● Prompt: Copy the lines from the one containing "- cell-intro: 以视频形式提供行业资料分享、方案培训、产品营销服务: [408, 269, 968, 301]" through the one containing "- cell-name: 智慧城市行业交流: [192, 176, 409, 208]", with every "知识星球" changed to "知识社区" and everything else left as it is.

++++++++++++++++++++

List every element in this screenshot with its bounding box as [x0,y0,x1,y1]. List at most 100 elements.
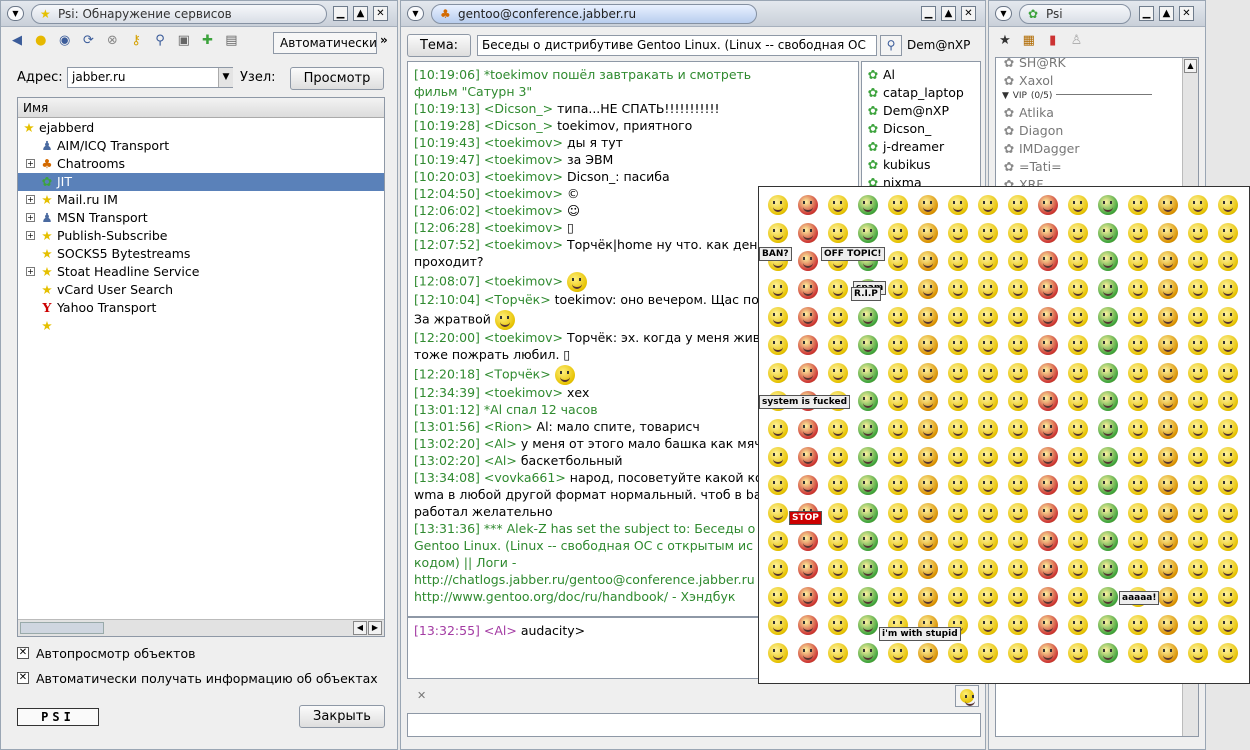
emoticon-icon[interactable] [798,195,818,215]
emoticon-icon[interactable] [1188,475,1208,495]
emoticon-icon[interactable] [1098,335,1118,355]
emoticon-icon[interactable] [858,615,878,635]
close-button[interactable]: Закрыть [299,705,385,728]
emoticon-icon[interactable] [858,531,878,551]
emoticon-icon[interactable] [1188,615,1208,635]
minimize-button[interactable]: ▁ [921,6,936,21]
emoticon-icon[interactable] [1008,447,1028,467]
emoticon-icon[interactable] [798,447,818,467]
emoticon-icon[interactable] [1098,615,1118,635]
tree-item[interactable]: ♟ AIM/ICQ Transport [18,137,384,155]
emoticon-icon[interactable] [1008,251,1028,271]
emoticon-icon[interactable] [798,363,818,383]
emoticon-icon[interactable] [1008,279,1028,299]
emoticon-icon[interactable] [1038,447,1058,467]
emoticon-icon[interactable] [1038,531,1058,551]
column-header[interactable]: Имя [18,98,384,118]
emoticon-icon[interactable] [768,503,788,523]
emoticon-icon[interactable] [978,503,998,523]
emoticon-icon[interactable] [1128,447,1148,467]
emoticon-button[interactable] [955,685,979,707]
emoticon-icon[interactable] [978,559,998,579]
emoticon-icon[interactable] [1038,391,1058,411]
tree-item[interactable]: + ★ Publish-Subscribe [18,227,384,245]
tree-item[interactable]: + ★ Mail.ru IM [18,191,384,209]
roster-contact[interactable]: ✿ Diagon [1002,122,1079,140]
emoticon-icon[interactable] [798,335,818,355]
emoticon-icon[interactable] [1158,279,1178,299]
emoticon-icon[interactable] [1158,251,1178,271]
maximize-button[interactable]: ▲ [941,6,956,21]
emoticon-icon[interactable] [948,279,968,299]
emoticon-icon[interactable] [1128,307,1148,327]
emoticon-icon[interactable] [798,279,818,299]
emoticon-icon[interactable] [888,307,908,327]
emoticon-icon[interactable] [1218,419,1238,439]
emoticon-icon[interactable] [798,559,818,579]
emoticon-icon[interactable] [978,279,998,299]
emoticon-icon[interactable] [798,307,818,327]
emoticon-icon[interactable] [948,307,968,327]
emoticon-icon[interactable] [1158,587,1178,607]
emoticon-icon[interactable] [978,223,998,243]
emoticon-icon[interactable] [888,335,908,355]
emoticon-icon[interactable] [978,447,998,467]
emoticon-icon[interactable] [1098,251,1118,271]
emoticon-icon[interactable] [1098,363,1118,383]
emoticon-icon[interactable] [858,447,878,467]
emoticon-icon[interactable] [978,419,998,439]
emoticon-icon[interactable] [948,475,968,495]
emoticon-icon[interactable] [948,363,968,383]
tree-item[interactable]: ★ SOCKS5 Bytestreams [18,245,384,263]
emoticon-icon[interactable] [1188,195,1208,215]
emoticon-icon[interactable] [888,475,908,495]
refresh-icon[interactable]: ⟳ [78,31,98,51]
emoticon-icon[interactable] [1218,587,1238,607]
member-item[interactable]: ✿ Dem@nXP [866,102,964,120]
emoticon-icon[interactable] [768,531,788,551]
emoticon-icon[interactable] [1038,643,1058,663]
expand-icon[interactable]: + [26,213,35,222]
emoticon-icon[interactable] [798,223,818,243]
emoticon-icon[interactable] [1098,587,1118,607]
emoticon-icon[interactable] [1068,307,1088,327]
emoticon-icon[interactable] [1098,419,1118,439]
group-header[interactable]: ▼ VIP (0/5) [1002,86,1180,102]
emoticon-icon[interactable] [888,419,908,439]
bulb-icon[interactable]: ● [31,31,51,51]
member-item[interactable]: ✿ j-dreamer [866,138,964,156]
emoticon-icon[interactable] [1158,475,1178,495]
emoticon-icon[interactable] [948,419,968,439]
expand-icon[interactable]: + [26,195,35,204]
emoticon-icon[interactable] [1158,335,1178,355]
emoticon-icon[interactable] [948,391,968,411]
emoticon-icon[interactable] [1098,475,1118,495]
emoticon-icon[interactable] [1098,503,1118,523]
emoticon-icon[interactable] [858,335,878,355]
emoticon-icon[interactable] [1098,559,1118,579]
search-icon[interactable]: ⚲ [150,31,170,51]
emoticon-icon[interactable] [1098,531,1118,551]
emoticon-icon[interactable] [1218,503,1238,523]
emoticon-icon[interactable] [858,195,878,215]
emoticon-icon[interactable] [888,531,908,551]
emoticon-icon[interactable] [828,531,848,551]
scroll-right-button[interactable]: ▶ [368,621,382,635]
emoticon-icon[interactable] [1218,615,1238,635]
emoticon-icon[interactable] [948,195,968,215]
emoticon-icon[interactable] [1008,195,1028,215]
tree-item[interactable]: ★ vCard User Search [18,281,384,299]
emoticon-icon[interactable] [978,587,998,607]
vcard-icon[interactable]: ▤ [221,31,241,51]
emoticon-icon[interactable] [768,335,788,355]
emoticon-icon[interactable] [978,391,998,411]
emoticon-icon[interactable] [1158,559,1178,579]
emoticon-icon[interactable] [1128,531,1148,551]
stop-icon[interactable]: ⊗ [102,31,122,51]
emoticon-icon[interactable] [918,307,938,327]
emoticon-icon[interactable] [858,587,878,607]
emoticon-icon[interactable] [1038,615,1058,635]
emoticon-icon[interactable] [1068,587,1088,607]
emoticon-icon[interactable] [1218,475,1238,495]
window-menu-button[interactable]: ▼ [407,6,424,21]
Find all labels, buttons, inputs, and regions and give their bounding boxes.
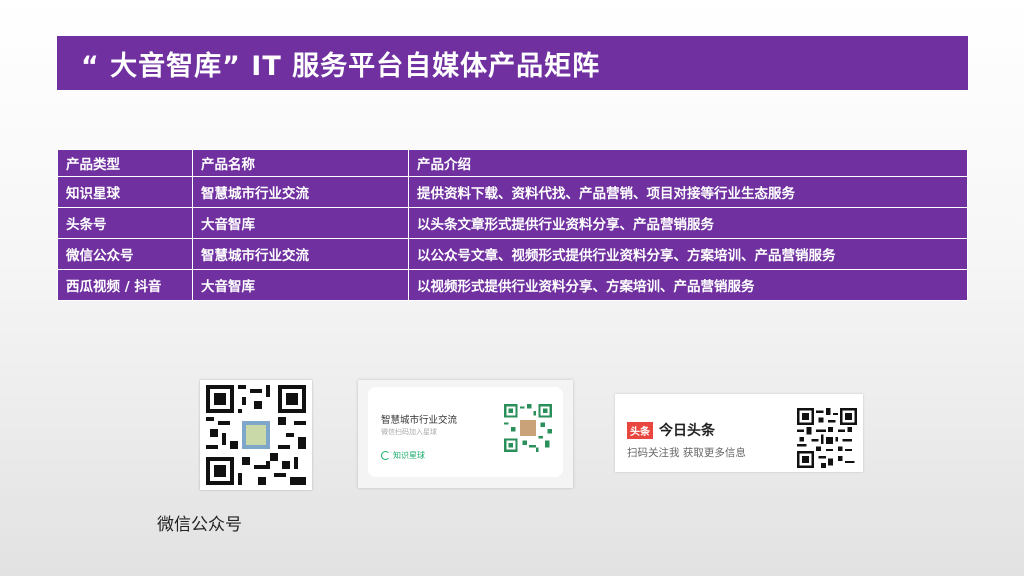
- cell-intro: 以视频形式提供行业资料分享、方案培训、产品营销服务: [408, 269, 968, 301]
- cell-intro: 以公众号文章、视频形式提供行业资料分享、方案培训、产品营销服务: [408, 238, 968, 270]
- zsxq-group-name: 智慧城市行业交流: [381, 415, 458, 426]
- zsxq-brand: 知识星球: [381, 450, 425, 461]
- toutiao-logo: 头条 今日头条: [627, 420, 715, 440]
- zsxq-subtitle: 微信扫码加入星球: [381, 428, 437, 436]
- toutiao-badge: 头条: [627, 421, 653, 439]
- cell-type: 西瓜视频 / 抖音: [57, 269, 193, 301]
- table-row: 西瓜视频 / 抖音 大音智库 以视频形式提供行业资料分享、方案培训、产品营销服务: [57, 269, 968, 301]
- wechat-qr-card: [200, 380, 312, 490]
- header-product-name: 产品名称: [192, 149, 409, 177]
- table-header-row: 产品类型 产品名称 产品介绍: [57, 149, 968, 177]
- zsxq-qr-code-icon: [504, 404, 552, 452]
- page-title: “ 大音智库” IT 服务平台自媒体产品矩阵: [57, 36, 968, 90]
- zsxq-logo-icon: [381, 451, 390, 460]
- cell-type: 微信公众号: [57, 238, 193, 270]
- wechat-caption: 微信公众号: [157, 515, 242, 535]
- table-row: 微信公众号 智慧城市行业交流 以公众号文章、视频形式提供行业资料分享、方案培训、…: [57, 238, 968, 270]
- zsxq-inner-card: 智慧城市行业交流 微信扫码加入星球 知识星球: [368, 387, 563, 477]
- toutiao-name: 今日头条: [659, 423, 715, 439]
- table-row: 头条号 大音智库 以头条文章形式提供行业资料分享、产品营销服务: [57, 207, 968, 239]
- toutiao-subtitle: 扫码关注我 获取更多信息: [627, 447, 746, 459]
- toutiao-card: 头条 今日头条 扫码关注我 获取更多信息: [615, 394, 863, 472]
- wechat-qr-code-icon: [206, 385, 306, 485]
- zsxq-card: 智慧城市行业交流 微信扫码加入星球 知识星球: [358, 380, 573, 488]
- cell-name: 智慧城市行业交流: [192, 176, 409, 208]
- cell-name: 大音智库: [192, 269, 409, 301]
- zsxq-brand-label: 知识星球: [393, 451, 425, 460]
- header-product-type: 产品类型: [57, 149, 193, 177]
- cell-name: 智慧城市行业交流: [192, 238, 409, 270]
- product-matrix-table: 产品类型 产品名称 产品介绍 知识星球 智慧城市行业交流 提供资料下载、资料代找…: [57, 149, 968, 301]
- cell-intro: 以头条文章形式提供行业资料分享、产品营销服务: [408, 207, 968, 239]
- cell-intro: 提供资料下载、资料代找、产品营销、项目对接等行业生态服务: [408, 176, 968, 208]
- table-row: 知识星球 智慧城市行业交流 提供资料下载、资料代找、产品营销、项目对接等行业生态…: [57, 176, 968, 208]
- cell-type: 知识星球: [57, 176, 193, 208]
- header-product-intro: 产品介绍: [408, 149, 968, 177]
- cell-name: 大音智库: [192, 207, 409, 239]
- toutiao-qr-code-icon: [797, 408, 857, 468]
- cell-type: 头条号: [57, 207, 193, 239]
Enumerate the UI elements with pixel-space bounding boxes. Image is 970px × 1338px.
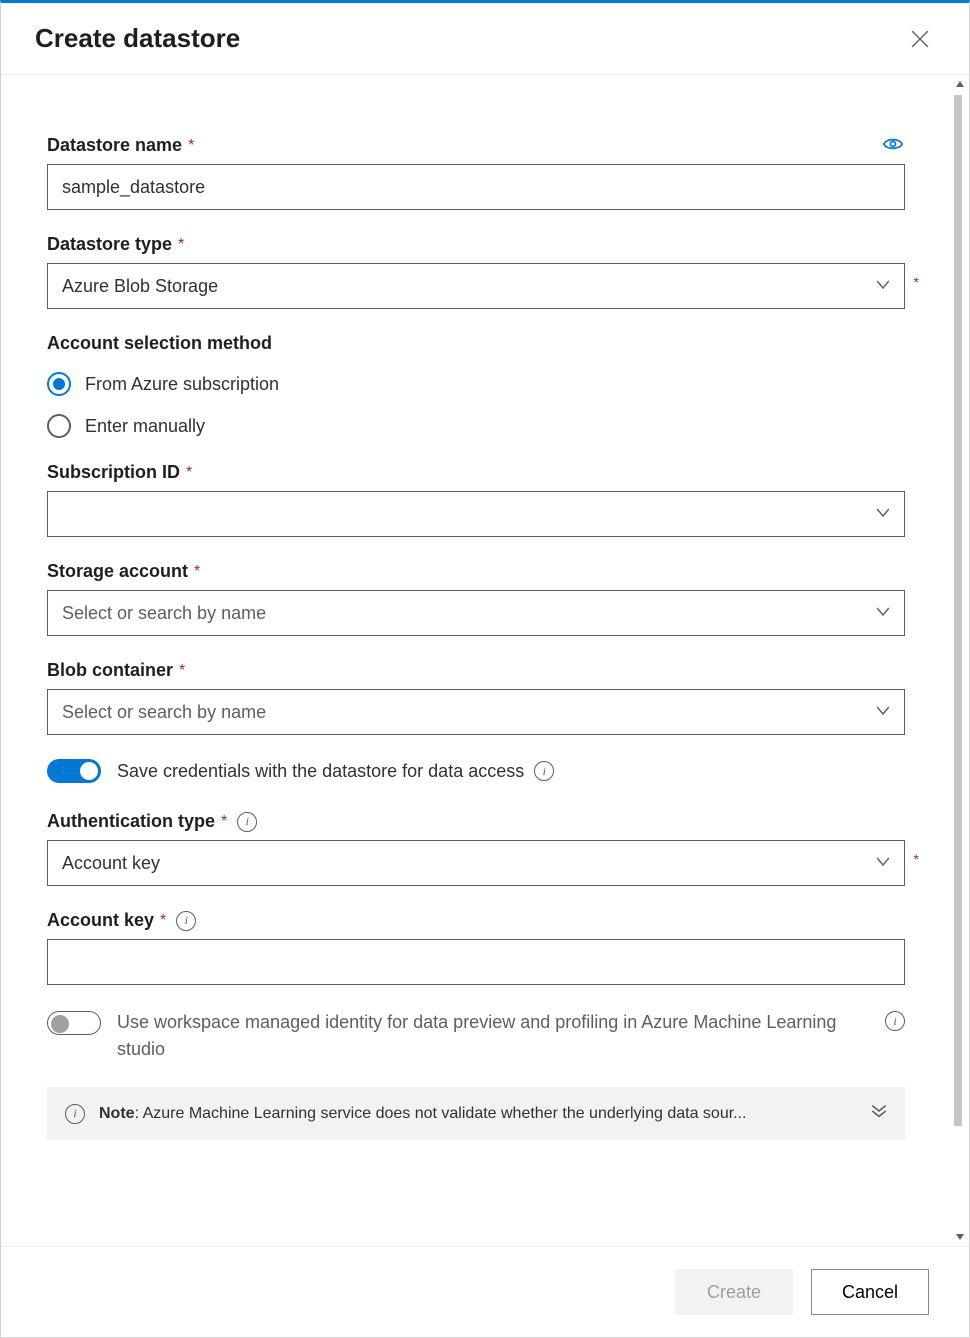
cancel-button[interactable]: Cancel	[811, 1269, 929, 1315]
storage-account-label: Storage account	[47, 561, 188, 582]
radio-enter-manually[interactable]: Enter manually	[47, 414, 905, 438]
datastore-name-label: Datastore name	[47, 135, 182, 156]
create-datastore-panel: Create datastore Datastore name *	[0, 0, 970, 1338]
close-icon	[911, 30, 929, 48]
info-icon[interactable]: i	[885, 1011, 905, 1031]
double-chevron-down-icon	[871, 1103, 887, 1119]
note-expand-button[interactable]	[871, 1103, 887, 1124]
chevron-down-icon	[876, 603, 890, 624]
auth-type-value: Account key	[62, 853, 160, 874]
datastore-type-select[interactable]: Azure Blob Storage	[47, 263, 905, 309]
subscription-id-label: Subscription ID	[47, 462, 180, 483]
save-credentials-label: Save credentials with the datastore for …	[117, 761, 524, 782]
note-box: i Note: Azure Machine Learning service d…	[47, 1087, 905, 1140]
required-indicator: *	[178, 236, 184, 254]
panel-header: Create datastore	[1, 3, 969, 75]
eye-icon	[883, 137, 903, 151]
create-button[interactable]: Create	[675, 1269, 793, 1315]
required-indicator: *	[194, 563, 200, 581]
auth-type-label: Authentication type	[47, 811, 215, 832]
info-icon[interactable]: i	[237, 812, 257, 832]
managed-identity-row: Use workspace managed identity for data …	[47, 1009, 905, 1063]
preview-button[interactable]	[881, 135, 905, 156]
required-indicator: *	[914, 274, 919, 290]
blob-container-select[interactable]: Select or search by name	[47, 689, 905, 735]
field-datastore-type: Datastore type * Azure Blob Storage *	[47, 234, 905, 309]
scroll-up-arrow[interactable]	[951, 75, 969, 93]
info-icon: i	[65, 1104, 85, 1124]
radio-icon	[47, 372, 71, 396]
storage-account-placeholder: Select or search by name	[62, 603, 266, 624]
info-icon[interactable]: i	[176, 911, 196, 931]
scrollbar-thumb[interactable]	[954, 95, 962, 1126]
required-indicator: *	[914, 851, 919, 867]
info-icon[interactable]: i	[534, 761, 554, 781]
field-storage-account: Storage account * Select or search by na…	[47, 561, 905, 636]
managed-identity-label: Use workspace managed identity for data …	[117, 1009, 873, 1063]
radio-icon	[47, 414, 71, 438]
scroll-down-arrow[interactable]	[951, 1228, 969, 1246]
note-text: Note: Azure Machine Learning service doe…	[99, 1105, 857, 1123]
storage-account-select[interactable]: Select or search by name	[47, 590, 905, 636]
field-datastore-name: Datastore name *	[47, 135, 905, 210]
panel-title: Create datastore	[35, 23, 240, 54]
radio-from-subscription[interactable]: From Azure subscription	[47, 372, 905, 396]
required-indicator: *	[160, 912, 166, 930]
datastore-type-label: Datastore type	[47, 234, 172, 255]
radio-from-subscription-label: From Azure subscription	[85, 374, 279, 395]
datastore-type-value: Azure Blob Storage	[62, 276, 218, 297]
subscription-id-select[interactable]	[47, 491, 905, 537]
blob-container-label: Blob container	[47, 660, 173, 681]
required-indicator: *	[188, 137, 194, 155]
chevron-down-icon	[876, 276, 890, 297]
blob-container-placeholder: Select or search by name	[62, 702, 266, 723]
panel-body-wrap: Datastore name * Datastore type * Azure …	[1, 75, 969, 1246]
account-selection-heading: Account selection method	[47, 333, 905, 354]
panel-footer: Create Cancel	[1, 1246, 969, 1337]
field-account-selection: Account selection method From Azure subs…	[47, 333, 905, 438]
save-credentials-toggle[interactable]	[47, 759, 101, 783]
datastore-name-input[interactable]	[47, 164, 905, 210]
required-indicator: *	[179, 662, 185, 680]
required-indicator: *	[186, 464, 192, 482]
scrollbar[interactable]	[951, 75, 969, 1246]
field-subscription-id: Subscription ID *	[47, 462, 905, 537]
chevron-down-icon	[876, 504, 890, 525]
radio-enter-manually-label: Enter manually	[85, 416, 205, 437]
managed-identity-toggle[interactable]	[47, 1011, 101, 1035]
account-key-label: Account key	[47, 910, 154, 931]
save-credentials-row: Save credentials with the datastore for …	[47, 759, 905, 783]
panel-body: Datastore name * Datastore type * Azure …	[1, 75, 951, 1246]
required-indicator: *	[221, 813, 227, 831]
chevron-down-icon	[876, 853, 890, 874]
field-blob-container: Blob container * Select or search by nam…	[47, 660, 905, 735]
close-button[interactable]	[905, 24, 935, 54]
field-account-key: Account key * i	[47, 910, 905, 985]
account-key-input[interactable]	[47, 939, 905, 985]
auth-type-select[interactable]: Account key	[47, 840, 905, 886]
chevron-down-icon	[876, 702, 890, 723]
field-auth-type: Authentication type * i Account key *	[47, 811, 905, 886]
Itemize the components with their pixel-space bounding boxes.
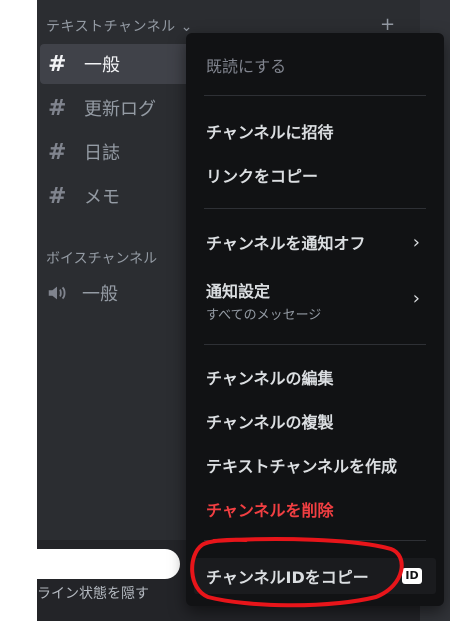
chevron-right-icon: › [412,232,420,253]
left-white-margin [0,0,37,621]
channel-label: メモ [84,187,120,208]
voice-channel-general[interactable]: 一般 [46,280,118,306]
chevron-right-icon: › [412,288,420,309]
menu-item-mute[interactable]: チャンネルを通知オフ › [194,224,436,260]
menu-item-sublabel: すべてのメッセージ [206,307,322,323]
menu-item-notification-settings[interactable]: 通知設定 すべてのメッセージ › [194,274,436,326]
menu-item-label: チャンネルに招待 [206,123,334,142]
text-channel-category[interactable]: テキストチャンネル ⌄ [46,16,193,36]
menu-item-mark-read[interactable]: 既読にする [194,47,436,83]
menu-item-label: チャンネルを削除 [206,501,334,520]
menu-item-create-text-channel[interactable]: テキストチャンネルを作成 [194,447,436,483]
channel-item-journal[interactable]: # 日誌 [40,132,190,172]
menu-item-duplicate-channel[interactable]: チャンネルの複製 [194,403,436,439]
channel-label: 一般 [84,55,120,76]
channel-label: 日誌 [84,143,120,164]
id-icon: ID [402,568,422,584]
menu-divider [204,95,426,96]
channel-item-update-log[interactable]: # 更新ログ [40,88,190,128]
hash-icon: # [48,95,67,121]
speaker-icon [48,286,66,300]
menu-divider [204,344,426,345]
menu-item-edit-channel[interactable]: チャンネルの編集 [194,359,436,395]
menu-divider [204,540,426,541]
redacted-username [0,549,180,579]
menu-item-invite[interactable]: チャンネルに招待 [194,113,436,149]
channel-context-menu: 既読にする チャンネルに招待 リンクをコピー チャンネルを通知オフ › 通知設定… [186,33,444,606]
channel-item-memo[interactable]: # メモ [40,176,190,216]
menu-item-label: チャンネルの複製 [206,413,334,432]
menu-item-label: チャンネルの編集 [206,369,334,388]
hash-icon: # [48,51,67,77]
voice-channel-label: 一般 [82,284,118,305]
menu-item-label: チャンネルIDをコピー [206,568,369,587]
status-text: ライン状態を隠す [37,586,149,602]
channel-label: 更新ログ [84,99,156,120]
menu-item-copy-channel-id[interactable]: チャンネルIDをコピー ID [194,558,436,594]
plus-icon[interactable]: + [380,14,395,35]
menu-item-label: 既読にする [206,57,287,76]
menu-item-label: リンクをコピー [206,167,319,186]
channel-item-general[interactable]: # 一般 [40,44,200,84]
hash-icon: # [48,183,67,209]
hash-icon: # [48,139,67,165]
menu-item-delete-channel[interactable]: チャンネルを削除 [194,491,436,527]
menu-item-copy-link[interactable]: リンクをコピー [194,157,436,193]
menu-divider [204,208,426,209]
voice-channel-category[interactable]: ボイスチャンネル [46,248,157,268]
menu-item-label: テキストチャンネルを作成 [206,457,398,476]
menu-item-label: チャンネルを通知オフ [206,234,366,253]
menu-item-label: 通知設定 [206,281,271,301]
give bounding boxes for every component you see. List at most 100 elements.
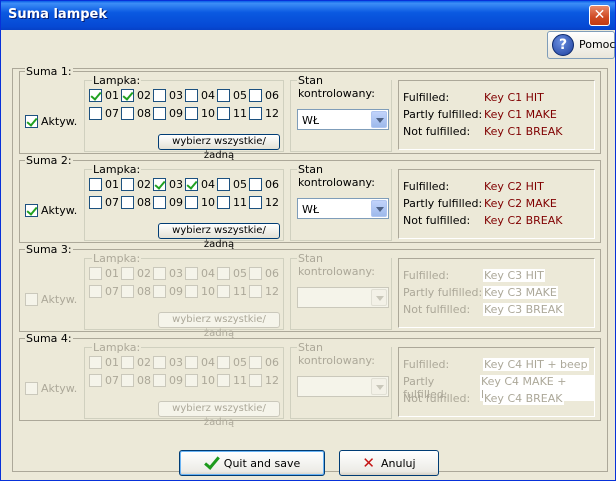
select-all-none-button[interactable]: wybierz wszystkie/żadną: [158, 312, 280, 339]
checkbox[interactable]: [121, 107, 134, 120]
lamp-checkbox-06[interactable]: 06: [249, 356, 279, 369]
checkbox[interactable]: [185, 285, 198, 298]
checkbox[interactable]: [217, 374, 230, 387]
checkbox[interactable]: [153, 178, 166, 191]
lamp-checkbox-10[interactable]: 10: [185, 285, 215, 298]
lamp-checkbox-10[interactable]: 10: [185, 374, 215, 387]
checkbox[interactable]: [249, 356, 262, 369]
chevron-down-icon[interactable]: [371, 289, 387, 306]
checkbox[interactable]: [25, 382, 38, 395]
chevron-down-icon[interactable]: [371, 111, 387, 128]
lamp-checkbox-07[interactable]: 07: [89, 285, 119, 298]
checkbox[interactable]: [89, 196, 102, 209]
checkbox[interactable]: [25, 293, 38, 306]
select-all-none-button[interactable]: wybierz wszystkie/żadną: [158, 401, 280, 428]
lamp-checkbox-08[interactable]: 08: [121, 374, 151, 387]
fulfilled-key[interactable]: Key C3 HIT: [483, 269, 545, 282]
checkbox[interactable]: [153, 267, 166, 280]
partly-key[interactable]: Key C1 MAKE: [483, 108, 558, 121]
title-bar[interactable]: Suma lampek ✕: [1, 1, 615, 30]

++++++++++++++++++++

● Exercise answer:
- cell-intro: 以视频形式提供行业资料分享、方案培训、产品营销服务: [408, 269, 968, 301]
- cell-intro: 以公众号文章、视频形式提供行业资料分享、方案培训、产品营销服务: [408, 238, 968, 270]
- zsxq-group-name: 智慧城市行业交流: [381, 415, 458, 426]
- zsxq-brand: 知识社区: [381, 450, 425, 461]
- toutiao-logo: 头条 今日头条: [627, 420, 715, 440]
- zsxq-subtitle: 微信扫码加入星球: [381, 428, 437, 436]
- toutiao-badge: 头条: [627, 421, 653, 439]
- cell-type: 西瓜视频 / 抖音: [57, 269, 193, 301]
- table-row: 西瓜视频 / 抖音 大音智库 以视频形式提供行业资料分享、方案培训、产品营销服务: [57, 269, 968, 301]
- wechat-qr-card: [200, 380, 312, 490]
- header-product-name: 产品名称: [192, 149, 409, 177]
- table-header-row: 产品类型 产品名称 产品介绍: [57, 149, 968, 177]
- zsxq-qr-code-icon: [504, 404, 552, 452]
- page-title: “ 大音智库” IT 服务平台自媒体产品矩阵: [57, 36, 968, 90]
- zsxq-logo-icon: [381, 451, 390, 460]
- cell-type: 微信公众号: [57, 238, 193, 270]
- wechat-caption: 微信公众号: [157, 515, 242, 535]
- table-row: 微信公众号 智慧城市行业交流 以公众号文章、视频形式提供行业资料分享、方案培训、…: [57, 238, 968, 270]
- zsxq-inner-card: 智慧城市行业交流 微信扫码加入星球 知识社区: [368, 387, 563, 477]
- toutiao-name: 今日头条: [659, 423, 715, 439]
- table-row: 头条号 大音智库 以头条文章形式提供行业资料分享、产品营销服务: [57, 207, 968, 239]
- toutiao-subtitle: 扫码关注我 获取更多信息: [627, 447, 746, 459]
- toutiao-card: 头条 今日头条 扫码关注我 获取更多信息: [615, 394, 863, 472]
- wechat-qr-code-icon: [206, 385, 306, 485]
- zsxq-card: 智慧城市行业交流 微信扫码加入星球 知识社区: [358, 380, 573, 488]
- cell-name: 智慧城市行业交流: [192, 176, 409, 208]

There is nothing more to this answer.